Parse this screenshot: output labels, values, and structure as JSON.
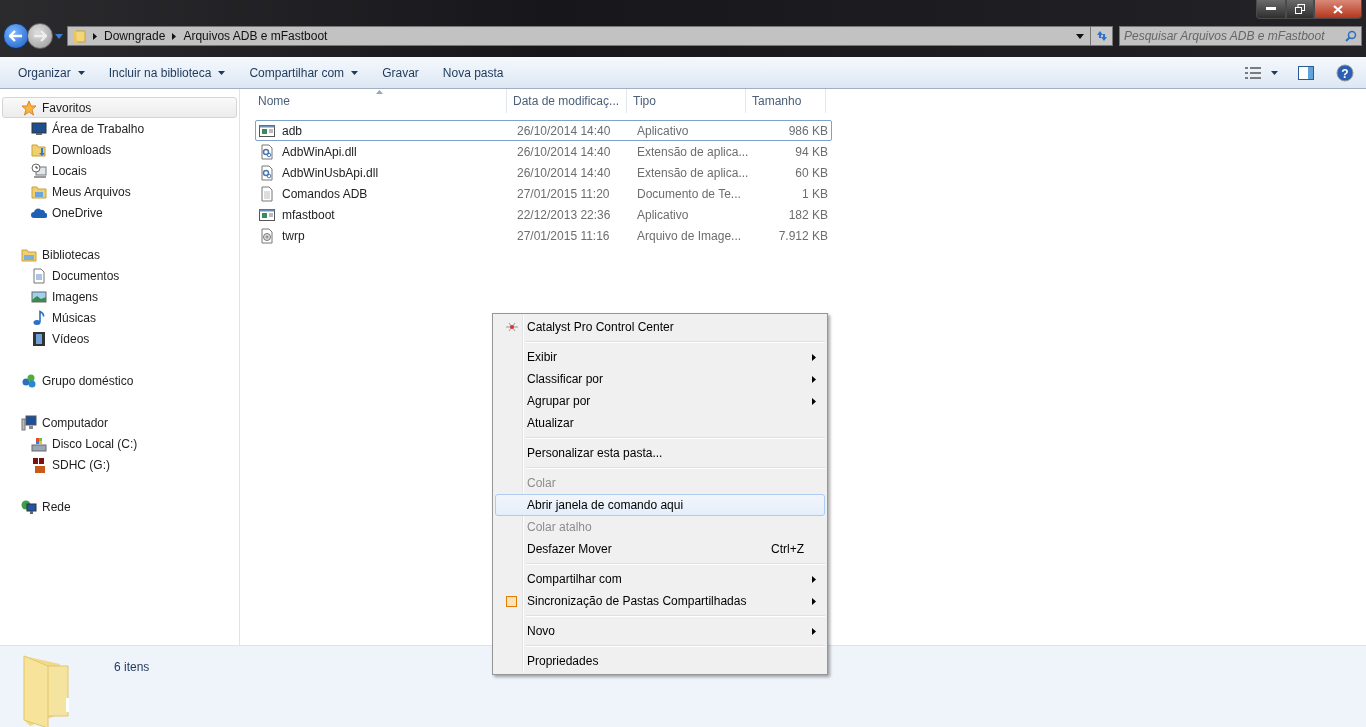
{
  "address": {
    "breadcrumbs": [
      "Downgrade",
      "Arquivos ADB e mFastboot"
    ]
  },
  "search": {
    "placeholder": "Pesquisar Arquivos ADB e mFastboot"
  },
  "toolbar": {
    "items": [
      {
        "label": "Organizar",
        "dropdown": true
      },
      {
        "label": "Incluir na biblioteca",
        "dropdown": true
      },
      {
        "label": "Compartilhar com",
        "dropdown": true
      },
      {
        "label": "Gravar",
        "dropdown": false
      },
      {
        "label": "Nova pasta",
        "dropdown": false
      }
    ],
    "help": "?"
  },
  "sidebar": {
    "groups": [
      {
        "label": "Favoritos",
        "kind": "star",
        "selected": true,
        "children": [
          {
            "label": "Área de Trabalho",
            "kind": "desktop",
            "selected": false
          },
          {
            "label": "Downloads",
            "kind": "downloads",
            "selected": false
          },
          {
            "label": "Locais",
            "kind": "places",
            "selected": false
          },
          {
            "label": "Meus Arquivos",
            "kind": "folder",
            "selected": false
          },
          {
            "label": "OneDrive",
            "kind": "cloud",
            "selected": false
          }
        ]
      },
      {
        "label": "Bibliotecas",
        "kind": "library",
        "selected": false,
        "children": [
          {
            "label": "Documentos",
            "kind": "document",
            "selected": false
          },
          {
            "label": "Imagens",
            "kind": "picture",
            "selected": false
          },
          {
            "label": "Músicas",
            "kind": "music",
            "selected": false
          },
          {
            "label": "Vídeos",
            "kind": "video",
            "selected": false
          }
        ]
      },
      {
        "label": "Grupo doméstico",
        "kind": "homegroup",
        "selected": false
      },
      {
        "label": "Computador",
        "kind": "computer",
        "selected": false,
        "children": [
          {
            "label": "Disco Local (C:)",
            "kind": "drive",
            "selected": false
          },
          {
            "label": "SDHC (G:)",
            "kind": "sd",
            "selected": false
          }
        ]
      },
      {
        "label": "Rede",
        "kind": "network",
        "selected": false
      }
    ]
  },
  "table": {
    "columns": [
      {
        "label": "Nome",
        "sorted": true
      },
      {
        "label": "Data de modificaç...",
        "sorted": false
      },
      {
        "label": "Tipo",
        "sorted": false
      },
      {
        "label": "Tamanho",
        "sorted": false
      }
    ],
    "rows": [
      {
        "kind": "app",
        "name": "adb",
        "date": "26/10/2014 14:40",
        "type": "Aplicativo",
        "size": "986 KB",
        "focused": true
      },
      {
        "kind": "dll",
        "name": "AdbWinApi.dll",
        "date": "26/10/2014 14:40",
        "type": "Extensão de aplica...",
        "size": "94 KB",
        "focused": false
      },
      {
        "kind": "dll",
        "name": "AdbWinUsbApi.dll",
        "date": "26/10/2014 14:40",
        "type": "Extensão de aplica...",
        "size": "60 KB",
        "focused": false
      },
      {
        "kind": "text",
        "name": "Comandos ADB",
        "date": "27/01/2015 11:20",
        "type": "Documento de Te...",
        "size": "1 KB",
        "focused": false
      },
      {
        "kind": "app",
        "name": "mfastboot",
        "date": "22/12/2013 22:36",
        "type": "Aplicativo",
        "size": "182 KB",
        "focused": false
      },
      {
        "kind": "image",
        "name": "twrp",
        "date": "27/01/2015 11:16",
        "type": "Arquivo de Image...",
        "size": "7.912 KB",
        "focused": false
      }
    ]
  },
  "context_menu": {
    "items": [
      {
        "kind": "item",
        "label": "Catalyst Pro Control Center",
        "disabled": false,
        "selected": false,
        "submenu": false
      },
      {
        "kind": "separator"
      },
      {
        "kind": "item",
        "label": "Exibir",
        "disabled": false,
        "selected": false,
        "submenu": true
      },
      {
        "kind": "item",
        "label": "Classificar por",
        "disabled": false,
        "selected": false,
        "submenu": true
      },
      {
        "kind": "item",
        "label": "Agrupar por",
        "disabled": false,
        "selected": false,
        "submenu": true
      },
      {
        "kind": "item",
        "label": "Atualizar",
        "disabled": false,
        "selected": false,
        "submenu": false
      },
      {
        "kind": "separator"
      },
      {
        "kind": "item",
        "label": "Personalizar esta pasta...",
        "disabled": false,
        "selected": false,
        "submenu": false
      },
      {
        "kind": "separator"
      },
      {
        "kind": "item",
        "label": "Colar",
        "disabled": true,
        "selected": false,
        "submenu": false
      },
      {
        "kind": "item",
        "label": "Abrir janela de comando aqui",
        "disabled": false,
        "selected": true,
        "submenu": false
      },
      {
        "kind": "item",
        "label": "Colar atalho",
        "disabled": true,
        "selected": false,
        "submenu": false
      },
      {
        "kind": "item",
        "label": "Desfazer Mover",
        "shortcut": "Ctrl+Z",
        "disabled": false,
        "selected": false,
        "submenu": false
      },
      {
        "kind": "separator"
      },
      {
        "kind": "item",
        "label": "Compartilhar com",
        "disabled": false,
        "selected": false,
        "submenu": true
      },
      {
        "kind": "item",
        "label": "Sincronização de Pastas Compartilhadas",
        "disabled": false,
        "selected": false,
        "submenu": true
      },
      {
        "kind": "separator"
      },
      {
        "kind": "item",
        "label": "Novo",
        "disabled": false,
        "selected": false,
        "submenu": true
      },
      {
        "kind": "separator"
      },
      {
        "kind": "item",
        "label": "Propriedades",
        "disabled": false,
        "selected": false,
        "submenu": false
      }
    ]
  },
  "details": {
    "count": "6 itens"
  }
}
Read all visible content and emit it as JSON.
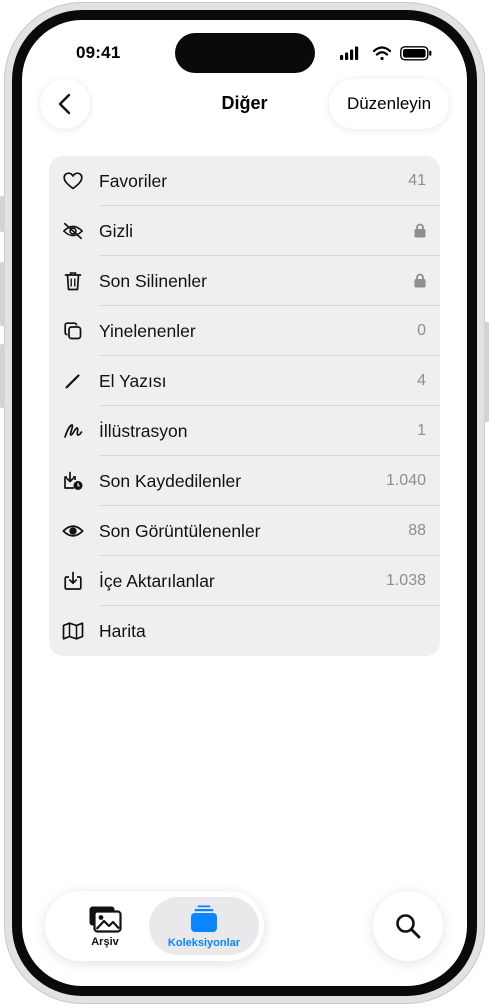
{
  "status_bar": {
    "time": "09:41"
  },
  "nav": {
    "title": "Diğer",
    "edit_label": "Düzenleyin",
    "back_icon": "chevron-left-icon"
  },
  "list": {
    "items": [
      {
        "label": "Favoriler",
        "count": "41",
        "icon": "heart-icon"
      },
      {
        "label": "Gizli",
        "count": "",
        "icon": "eye-slash-icon",
        "locked": true
      },
      {
        "label": "Son Silinenler",
        "count": "",
        "icon": "trash-icon",
        "locked": true
      },
      {
        "label": "Yinelenenler",
        "count": "0",
        "icon": "duplicate-icon"
      },
      {
        "label": "El Yazısı",
        "count": "4",
        "icon": "pencil-icon"
      },
      {
        "label": "İllüstrasyon",
        "count": "1",
        "icon": "scribble-icon"
      },
      {
        "label": "Son Kaydedilenler",
        "count": "1.040",
        "icon": "tray-download-clock-icon"
      },
      {
        "label": "Son Görüntülenenler",
        "count": "88",
        "icon": "eye-icon"
      },
      {
        "label": "İçe Aktarılanlar",
        "count": "1.038",
        "icon": "tray-download-icon"
      },
      {
        "label": "Harita",
        "count": "",
        "icon": "map-icon"
      }
    ]
  },
  "tabbar": {
    "tabs": [
      {
        "label": "Arşiv",
        "icon": "photo-library-icon",
        "selected": false
      },
      {
        "label": "Koleksiyonlar",
        "icon": "collections-icon",
        "selected": true
      }
    ],
    "search_icon": "search-icon"
  },
  "colors": {
    "accent": "#0a84ff",
    "list_background": "#efeff0",
    "secondary_text": "#8e8e93"
  }
}
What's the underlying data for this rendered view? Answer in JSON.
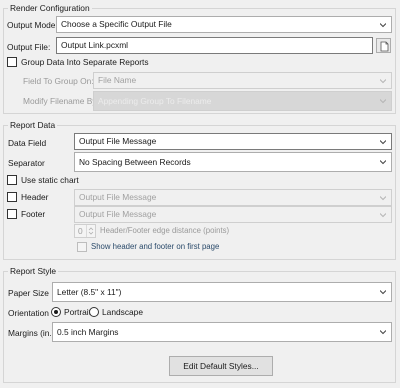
{
  "render_config": {
    "title": "Render Configuration",
    "output_mode_label": "Output Mode:",
    "output_mode_value": "Choose a Specific Output File",
    "output_file_label": "Output File:",
    "output_file_value": "Output Link.pcxml",
    "group_data_label": "Group Data Into Separate Reports",
    "field_to_group_label": "Field To Group On:",
    "field_to_group_value": "File Name",
    "modify_filename_label": "Modify Filename By:",
    "modify_filename_value": "Appending Group To Filename"
  },
  "report_data": {
    "title": "Report Data",
    "data_field_label": "Data Field",
    "data_field_value": "Output File Message",
    "separator_label": "Separator",
    "separator_value": "No Spacing Between Records",
    "use_static_chart_label": "Use static chart",
    "header_label": "Header",
    "header_value": "Output File Message",
    "footer_label": "Footer",
    "footer_value": "Output File Message",
    "edge_distance_value": "0",
    "edge_distance_label": "Header/Footer edge distance (points)",
    "show_header_footer_label": "Show header and footer on first page"
  },
  "report_style": {
    "title": "Report Style",
    "paper_size_label": "Paper Size",
    "paper_size_value": "Letter (8.5\" x 11\")",
    "orientation_label": "Orientation",
    "portrait_label": "Portrait",
    "landscape_label": "Landscape",
    "margins_label": "Margins (in.)",
    "margins_value": "0.5 inch Margins",
    "edit_styles_button": "Edit Default Styles..."
  }
}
-=-=-=-=-
§ **INSTRUCTION**: Skip the pictures and retype exactly the lines from the one that contains "What's the underlying" to the last line of the records.

§ **RESPONSE**:
What's the underlying data for this rendered view? Answer in JSON.
{
  "render_config": {
    "title": "Render Configuration",
    "output_mode_label": "Output Mode:",
    "output_mode_value": "Choose a Specific Output File",
    "output_file_label": "Output File:",
    "output_file_value": "Output Link.pcxml",
    "group_data_label": "Group Data Into Separate Reports",
    "field_to_group_label": "Field To Group On:",
    "field_to_group_value": "File Name",
    "modify_filename_label": "Modify Filename By:",
    "modify_filename_value": "Appending Group To Filename"
  },
  "report_data": {
    "title": "Report Data",
    "data_field_label": "Data Field",
    "data_field_value": "Output File Message",
    "separator_label": "Separator",
    "separator_value": "No Spacing Between Records",
    "use_static_chart_label": "Use static chart",
    "header_label": "Header",
    "header_value": "Output File Message",
    "footer_label": "Footer",
    "footer_value": "Output File Message",
    "edge_distance_value": "0",
    "edge_distance_label": "Header/Footer edge distance (points)",
    "show_header_footer_label": "Show header and footer on first page"
  },
  "report_style": {
    "title": "Report Style",
    "paper_size_label": "Paper Size",
    "paper_size_value": "Letter (8.5\" x 11\")",
    "orientation_label": "Orientation",
    "portrait_label": "Portrait",
    "landscape_label": "Landscape",
    "margins_label": "Margins (in.)",
    "margins_value": "0.5 inch Margins",
    "edit_styles_button": "Edit Default Styles..."
  }
}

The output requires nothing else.